** Task statement **
Write out the records word for word, with no pictures.

** Given data **
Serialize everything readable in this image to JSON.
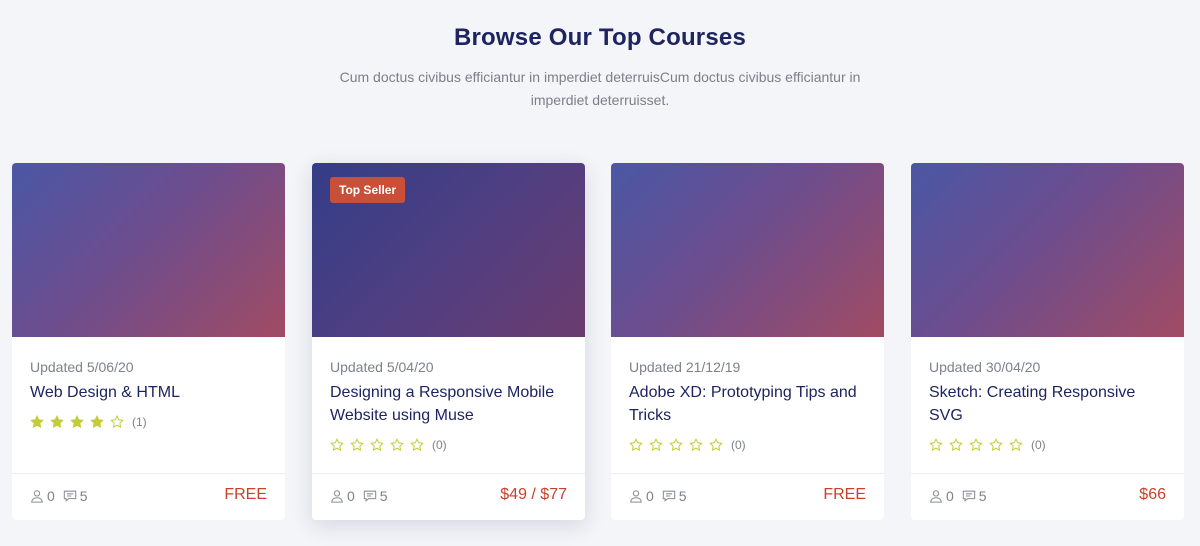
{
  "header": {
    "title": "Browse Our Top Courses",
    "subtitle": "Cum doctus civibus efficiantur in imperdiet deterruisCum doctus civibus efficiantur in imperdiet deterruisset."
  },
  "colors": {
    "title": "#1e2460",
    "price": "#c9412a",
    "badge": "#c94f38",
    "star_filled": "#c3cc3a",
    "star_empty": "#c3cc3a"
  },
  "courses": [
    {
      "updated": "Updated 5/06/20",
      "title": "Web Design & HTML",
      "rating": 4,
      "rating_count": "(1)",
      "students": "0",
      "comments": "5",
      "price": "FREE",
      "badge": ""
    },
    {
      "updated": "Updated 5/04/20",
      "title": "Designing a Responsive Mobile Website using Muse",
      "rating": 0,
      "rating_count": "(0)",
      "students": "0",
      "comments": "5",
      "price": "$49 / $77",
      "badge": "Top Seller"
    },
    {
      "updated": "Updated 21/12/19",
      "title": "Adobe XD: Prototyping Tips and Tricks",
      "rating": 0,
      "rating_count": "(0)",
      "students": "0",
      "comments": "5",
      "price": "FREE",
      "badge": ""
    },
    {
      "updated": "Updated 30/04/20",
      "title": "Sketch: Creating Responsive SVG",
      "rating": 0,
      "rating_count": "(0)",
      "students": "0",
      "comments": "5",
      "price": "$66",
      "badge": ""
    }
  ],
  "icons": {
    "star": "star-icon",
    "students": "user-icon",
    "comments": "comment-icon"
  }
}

** Reply **
Serialize everything readable in this image to JSON.
{
  "header": {
    "title": "Browse Our Top Courses",
    "subtitle": "Cum doctus civibus efficiantur in imperdiet deterruisCum doctus civibus efficiantur in imperdiet deterruisset."
  },
  "colors": {
    "title": "#1e2460",
    "price": "#c9412a",
    "badge": "#c94f38",
    "star_filled": "#c3cc3a",
    "star_empty": "#c3cc3a"
  },
  "courses": [
    {
      "updated": "Updated 5/06/20",
      "title": "Web Design & HTML",
      "rating": 4,
      "rating_count": "(1)",
      "students": "0",
      "comments": "5",
      "price": "FREE",
      "badge": ""
    },
    {
      "updated": "Updated 5/04/20",
      "title": "Designing a Responsive Mobile Website using Muse",
      "rating": 0,
      "rating_count": "(0)",
      "students": "0",
      "comments": "5",
      "price": "$49 / $77",
      "badge": "Top Seller"
    },
    {
      "updated": "Updated 21/12/19",
      "title": "Adobe XD: Prototyping Tips and Tricks",
      "rating": 0,
      "rating_count": "(0)",
      "students": "0",
      "comments": "5",
      "price": "FREE",
      "badge": ""
    },
    {
      "updated": "Updated 30/04/20",
      "title": "Sketch: Creating Responsive SVG",
      "rating": 0,
      "rating_count": "(0)",
      "students": "0",
      "comments": "5",
      "price": "$66",
      "badge": ""
    }
  ],
  "icons": {
    "star": "star-icon",
    "students": "user-icon",
    "comments": "comment-icon"
  }
}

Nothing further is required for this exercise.